PROMPT.
Omit all pictures. Copy the rest of the material exactly.

RECORDS FOR PROCESSING.
■ ■ ■ ■ ■ ■ ■

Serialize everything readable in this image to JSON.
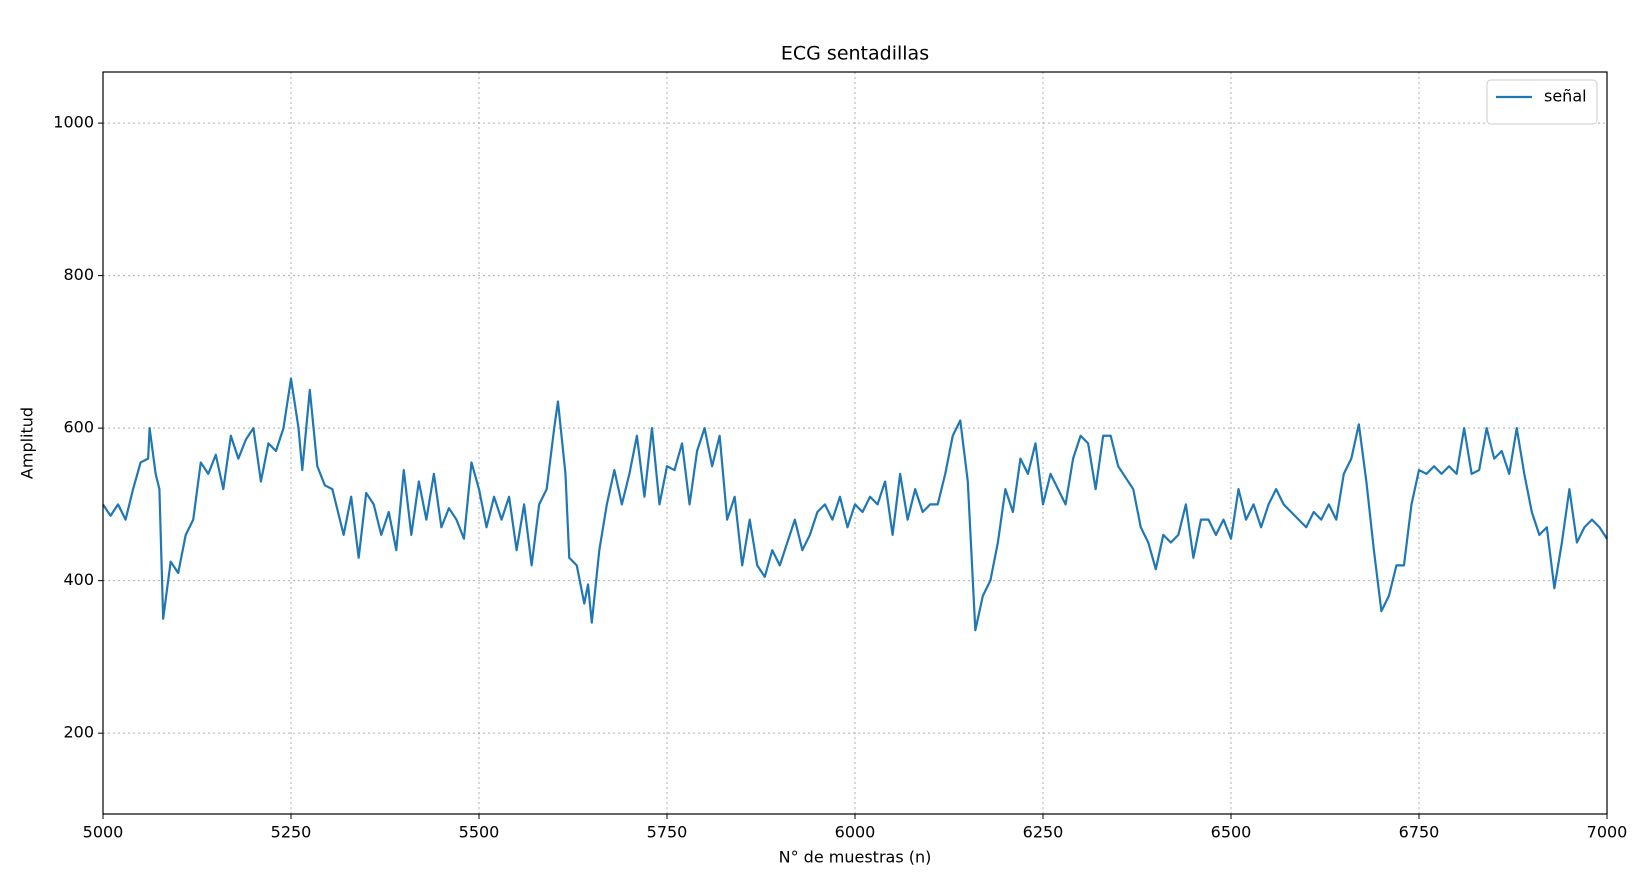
{
  "chart_data": {
    "type": "line",
    "title": "ECG sentadillas",
    "xlabel": "N° de muestras (n)",
    "ylabel": "Amplitud",
    "x": [
      5000,
      5010,
      5020,
      5030,
      5040,
      5050,
      5060,
      5062,
      5070,
      5075,
      5080,
      5090,
      5100,
      5110,
      5120,
      5130,
      5140,
      5150,
      5160,
      5170,
      5180,
      5190,
      5200,
      5210,
      5220,
      5230,
      5240,
      5250,
      5260,
      5265,
      5275,
      5285,
      5295,
      5305,
      5320,
      5330,
      5340,
      5350,
      5360,
      5370,
      5380,
      5390,
      5400,
      5410,
      5420,
      5430,
      5440,
      5450,
      5460,
      5470,
      5480,
      5490,
      5500,
      5510,
      5520,
      5530,
      5540,
      5550,
      5560,
      5570,
      5580,
      5590,
      5600,
      5605,
      5615,
      5620,
      5630,
      5640,
      5645,
      5650,
      5660,
      5670,
      5680,
      5690,
      5700,
      5710,
      5720,
      5730,
      5740,
      5750,
      5760,
      5770,
      5780,
      5790,
      5800,
      5810,
      5820,
      5830,
      5840,
      5850,
      5860,
      5870,
      5880,
      5890,
      5900,
      5910,
      5920,
      5930,
      5940,
      5950,
      5960,
      5970,
      5980,
      5990,
      6000,
      6010,
      6020,
      6030,
      6040,
      6050,
      6060,
      6070,
      6080,
      6090,
      6100,
      6110,
      6120,
      6130,
      6140,
      6150,
      6160,
      6170,
      6180,
      6190,
      6200,
      6210,
      6220,
      6230,
      6240,
      6250,
      6260,
      6270,
      6280,
      6290,
      6300,
      6310,
      6320,
      6330,
      6340,
      6350,
      6360,
      6370,
      6380,
      6390,
      6400,
      6410,
      6420,
      6430,
      6440,
      6450,
      6460,
      6470,
      6480,
      6490,
      6500,
      6510,
      6520,
      6530,
      6540,
      6550,
      6560,
      6570,
      6580,
      6590,
      6600,
      6610,
      6620,
      6630,
      6640,
      6650,
      6660,
      6670,
      6680,
      6690,
      6700,
      6710,
      6720,
      6730,
      6740,
      6750,
      6760,
      6770,
      6780,
      6790,
      6800,
      6810,
      6820,
      6830,
      6840,
      6850,
      6860,
      6870,
      6880,
      6890,
      6900,
      6910,
      6920,
      6930,
      6940,
      6950,
      6960,
      6970,
      6980,
      6990,
      7000
    ],
    "series": [
      {
        "name": "señal",
        "color": "#1f77b4",
        "values": [
          500,
          485,
          500,
          480,
          520,
          555,
          560,
          600,
          540,
          520,
          350,
          425,
          410,
          460,
          480,
          555,
          540,
          565,
          520,
          590,
          560,
          585,
          600,
          530,
          580,
          570,
          600,
          665,
          600,
          545,
          650,
          550,
          525,
          520,
          460,
          510,
          430,
          515,
          500,
          460,
          490,
          440,
          545,
          460,
          530,
          480,
          540,
          470,
          495,
          480,
          455,
          555,
          520,
          470,
          510,
          480,
          510,
          440,
          500,
          420,
          500,
          520,
          600,
          635,
          540,
          430,
          420,
          370,
          395,
          345,
          440,
          500,
          545,
          500,
          540,
          590,
          510,
          600,
          500,
          550,
          545,
          580,
          500,
          570,
          600,
          550,
          590,
          480,
          510,
          420,
          480,
          420,
          405,
          440,
          420,
          450,
          480,
          440,
          460,
          490,
          500,
          480,
          510,
          470,
          500,
          490,
          510,
          500,
          530,
          460,
          540,
          480,
          520,
          490,
          500,
          500,
          540,
          590,
          610,
          530,
          335,
          380,
          400,
          450,
          520,
          490,
          560,
          540,
          580,
          500,
          540,
          520,
          500,
          560,
          590,
          580,
          520,
          590,
          590,
          550,
          535,
          520,
          470,
          450,
          415,
          460,
          450,
          460,
          500,
          430,
          480,
          480,
          460,
          480,
          455,
          520,
          480,
          500,
          470,
          500,
          520,
          500,
          490,
          480,
          470,
          490,
          480,
          500,
          480,
          540,
          560,
          605,
          530,
          440,
          360,
          380,
          420,
          420,
          500,
          545,
          540,
          550,
          540,
          550,
          540,
          600,
          540,
          545,
          600,
          560,
          570,
          540,
          600,
          540,
          490,
          460,
          470,
          390,
          450,
          520,
          450,
          470,
          480,
          470,
          455
        ]
      }
    ],
    "xlim": [
      5000,
      7000
    ],
    "ylim": [
      94,
      1067
    ],
    "xticks": [
      5000,
      5250,
      5500,
      5750,
      6000,
      6250,
      6500,
      6750,
      7000
    ],
    "yticks": [
      200,
      400,
      600,
      800,
      1000
    ],
    "grid": true,
    "legend": "upper right"
  }
}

■ ■ ■ ■ ■ ■ ■

SOLUTION TO THIS PROBLEM.
Serialize everything readable in this image to JSON.
{
  "chart_data": {
    "type": "line",
    "title": "ECG sentadillas",
    "xlabel": "N° de muestras (n)",
    "ylabel": "Amplitud",
    "x": [
      5000,
      5010,
      5020,
      5030,
      5040,
      5050,
      5060,
      5062,
      5070,
      5075,
      5080,
      5090,
      5100,
      5110,
      5120,
      5130,
      5140,
      5150,
      5160,
      5170,
      5180,
      5190,
      5200,
      5210,
      5220,
      5230,
      5240,
      5250,
      5260,
      5265,
      5275,
      5285,
      5295,
      5305,
      5320,
      5330,
      5340,
      5350,
      5360,
      5370,
      5380,
      5390,
      5400,
      5410,
      5420,
      5430,
      5440,
      5450,
      5460,
      5470,
      5480,
      5490,
      5500,
      5510,
      5520,
      5530,
      5540,
      5550,
      5560,
      5570,
      5580,
      5590,
      5600,
      5605,
      5615,
      5620,
      5630,
      5640,
      5645,
      5650,
      5660,
      5670,
      5680,
      5690,
      5700,
      5710,
      5720,
      5730,
      5740,
      5750,
      5760,
      5770,
      5780,
      5790,
      5800,
      5810,
      5820,
      5830,
      5840,
      5850,
      5860,
      5870,
      5880,
      5890,
      5900,
      5910,
      5920,
      5930,
      5940,
      5950,
      5960,
      5970,
      5980,
      5990,
      6000,
      6010,
      6020,
      6030,
      6040,
      6050,
      6060,
      6070,
      6080,
      6090,
      6100,
      6110,
      6120,
      6130,
      6140,
      6150,
      6160,
      6170,
      6180,
      6190,
      6200,
      6210,
      6220,
      6230,
      6240,
      6250,
      6260,
      6270,
      6280,
      6290,
      6300,
      6310,
      6320,
      6330,
      6340,
      6350,
      6360,
      6370,
      6380,
      6390,
      6400,
      6410,
      6420,
      6430,
      6440,
      6450,
      6460,
      6470,
      6480,
      6490,
      6500,
      6510,
      6520,
      6530,
      6540,
      6550,
      6560,
      6570,
      6580,
      6590,
      6600,
      6610,
      6620,
      6630,
      6640,
      6650,
      6660,
      6670,
      6680,
      6690,
      6700,
      6710,
      6720,
      6730,
      6740,
      6750,
      6760,
      6770,
      6780,
      6790,
      6800,
      6810,
      6820,
      6830,
      6840,
      6850,
      6860,
      6870,
      6880,
      6890,
      6900,
      6910,
      6920,
      6930,
      6940,
      6950,
      6960,
      6970,
      6980,
      6990,
      7000
    ],
    "series": [
      {
        "name": "señal",
        "color": "#1f77b4",
        "values": [
          500,
          485,
          500,
          480,
          520,
          555,
          560,
          600,
          540,
          520,
          350,
          425,
          410,
          460,
          480,
          555,
          540,
          565,
          520,
          590,
          560,
          585,
          600,
          530,
          580,
          570,
          600,
          665,
          600,
          545,
          650,
          550,
          525,
          520,
          460,
          510,
          430,
          515,
          500,
          460,
          490,
          440,
          545,
          460,
          530,
          480,
          540,
          470,
          495,
          480,
          455,
          555,
          520,
          470,
          510,
          480,
          510,
          440,
          500,
          420,
          500,
          520,
          600,
          635,
          540,
          430,
          420,
          370,
          395,
          345,
          440,
          500,
          545,
          500,
          540,
          590,
          510,
          600,
          500,
          550,
          545,
          580,
          500,
          570,
          600,
          550,
          590,
          480,
          510,
          420,
          480,
          420,
          405,
          440,
          420,
          450,
          480,
          440,
          460,
          490,
          500,
          480,
          510,
          470,
          500,
          490,
          510,
          500,
          530,
          460,
          540,
          480,
          520,
          490,
          500,
          500,
          540,
          590,
          610,
          530,
          335,
          380,
          400,
          450,
          520,
          490,
          560,
          540,
          580,
          500,
          540,
          520,
          500,
          560,
          590,
          580,
          520,
          590,
          590,
          550,
          535,
          520,
          470,
          450,
          415,
          460,
          450,
          460,
          500,
          430,
          480,
          480,
          460,
          480,
          455,
          520,
          480,
          500,
          470,
          500,
          520,
          500,
          490,
          480,
          470,
          490,
          480,
          500,
          480,
          540,
          560,
          605,
          530,
          440,
          360,
          380,
          420,
          420,
          500,
          545,
          540,
          550,
          540,
          550,
          540,
          600,
          540,
          545,
          600,
          560,
          570,
          540,
          600,
          540,
          490,
          460,
          470,
          390,
          450,
          520,
          450,
          470,
          480,
          470,
          455
        ]
      }
    ],
    "xlim": [
      5000,
      7000
    ],
    "ylim": [
      94,
      1067
    ],
    "xticks": [
      5000,
      5250,
      5500,
      5750,
      6000,
      6250,
      6500,
      6750,
      7000
    ],
    "yticks": [
      200,
      400,
      600,
      800,
      1000
    ],
    "grid": true,
    "legend": "upper right"
  }
}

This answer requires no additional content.